----- Dataset entries

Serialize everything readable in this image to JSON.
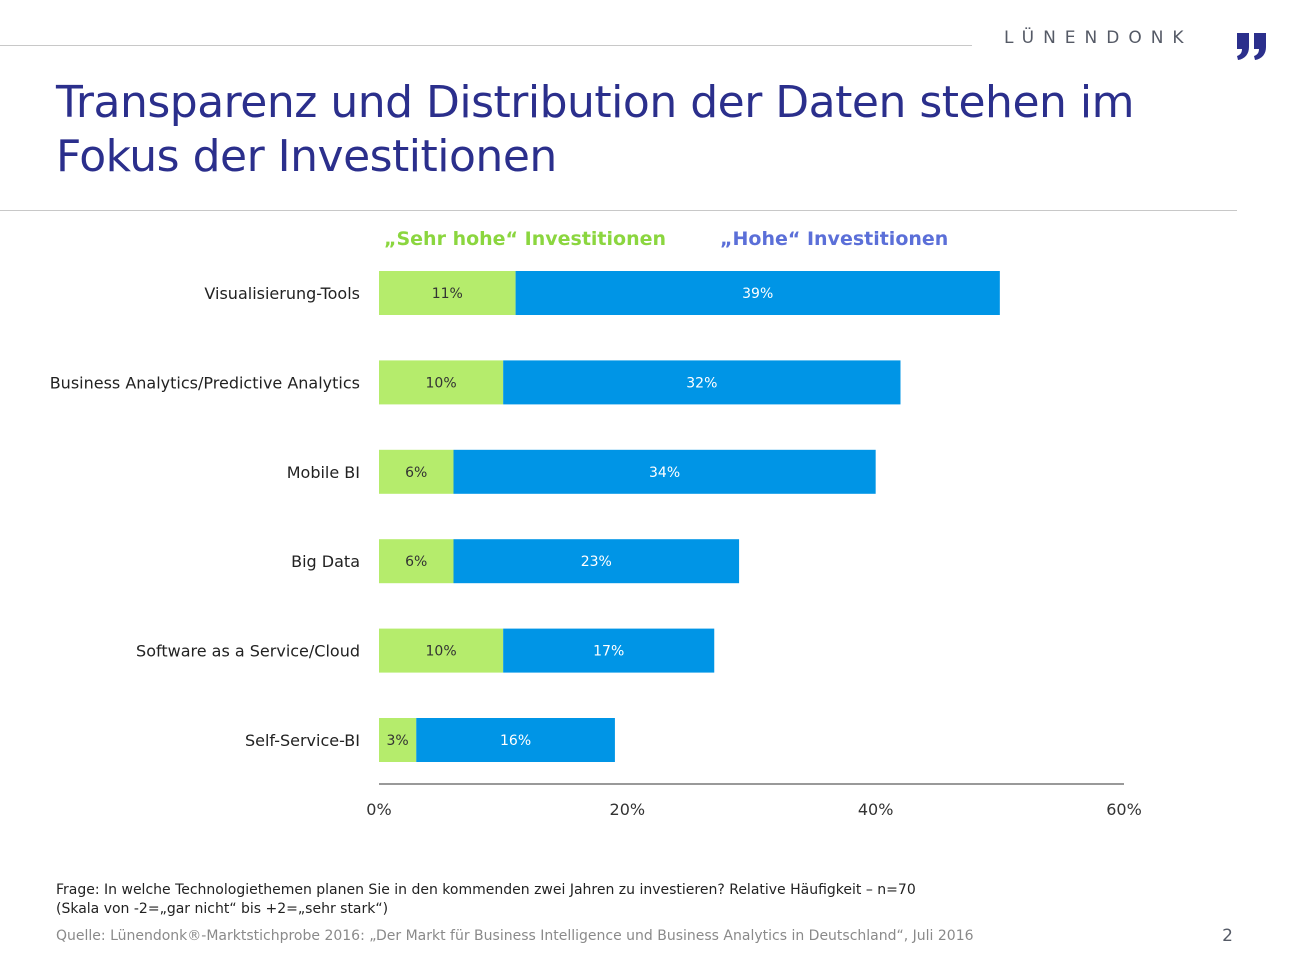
{
  "brand": {
    "name": "LÜNENDONK"
  },
  "title": "Transparenz und Distribution der Daten stehen im Fokus der Investitionen",
  "colors": {
    "title": "#2b2f8c",
    "sehr_hohe": "#b5ec6c",
    "hohe": "#0095e6",
    "legend_sehr_hohe": "#8bd63f",
    "legend_hohe": "#5b6fd8",
    "brand_mark": "#2b2f8c"
  },
  "chart_data": {
    "type": "bar",
    "orientation": "horizontal",
    "stacked": true,
    "categories": [
      "Visualisierung-Tools",
      "Business Analytics/Predictive Analytics",
      "Mobile BI",
      "Big Data",
      "Software as a Service/Cloud",
      "Self-Service-BI"
    ],
    "series": [
      {
        "name": "„Sehr hohe“ Investitionen",
        "values": [
          11,
          10,
          6,
          6,
          10,
          3
        ]
      },
      {
        "name": "„Hohe“ Investitionen",
        "values": [
          39,
          32,
          34,
          23,
          17,
          16
        ]
      }
    ],
    "xlim": [
      0,
      60
    ],
    "xticks": [
      "0%",
      "20%",
      "40%",
      "60%"
    ],
    "xtick_values": [
      0,
      20,
      40,
      60
    ],
    "value_suffix": "%",
    "legend_position": "top",
    "grid": false
  },
  "footer": {
    "question_line1": "Frage: In welche Technologiethemen planen Sie in den kommenden zwei Jahren zu investieren? Relative Häufigkeit – n=70",
    "question_line2": "(Skala von -2=„gar nicht“ bis +2=„sehr stark“)",
    "source": "Quelle: Lünendonk®-Marktstichprobe 2016: „Der Markt für Business Intelligence und Business Analytics in Deutschland“, Juli 2016",
    "page_number": "2"
  }
}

----------

What you need to do:
Every line should be retyped exactly, with the pictures omitted.

Worked answer:
Serialize everything readable in this image to JSON.
{
  "brand": {
    "name": "LÜNENDONK"
  },
  "title": "Transparenz und Distribution der Daten stehen im Fokus der Investitionen",
  "colors": {
    "title": "#2b2f8c",
    "sehr_hohe": "#b5ec6c",
    "hohe": "#0095e6",
    "legend_sehr_hohe": "#8bd63f",
    "legend_hohe": "#5b6fd8",
    "brand_mark": "#2b2f8c"
  },
  "chart_data": {
    "type": "bar",
    "orientation": "horizontal",
    "stacked": true,
    "categories": [
      "Visualisierung-Tools",
      "Business Analytics/Predictive Analytics",
      "Mobile BI",
      "Big Data",
      "Software as a Service/Cloud",
      "Self-Service-BI"
    ],
    "series": [
      {
        "name": "„Sehr hohe“ Investitionen",
        "values": [
          11,
          10,
          6,
          6,
          10,
          3
        ]
      },
      {
        "name": "„Hohe“ Investitionen",
        "values": [
          39,
          32,
          34,
          23,
          17,
          16
        ]
      }
    ],
    "xlim": [
      0,
      60
    ],
    "xticks": [
      "0%",
      "20%",
      "40%",
      "60%"
    ],
    "xtick_values": [
      0,
      20,
      40,
      60
    ],
    "value_suffix": "%",
    "legend_position": "top",
    "grid": false
  },
  "footer": {
    "question_line1": "Frage: In welche Technologiethemen planen Sie in den kommenden zwei Jahren zu investieren? Relative Häufigkeit – n=70",
    "question_line2": "(Skala von -2=„gar nicht“ bis +2=„sehr stark“)",
    "source": "Quelle: Lünendonk®-Marktstichprobe 2016: „Der Markt für Business Intelligence und Business Analytics in Deutschland“, Juli 2016",
    "page_number": "2"
  }
}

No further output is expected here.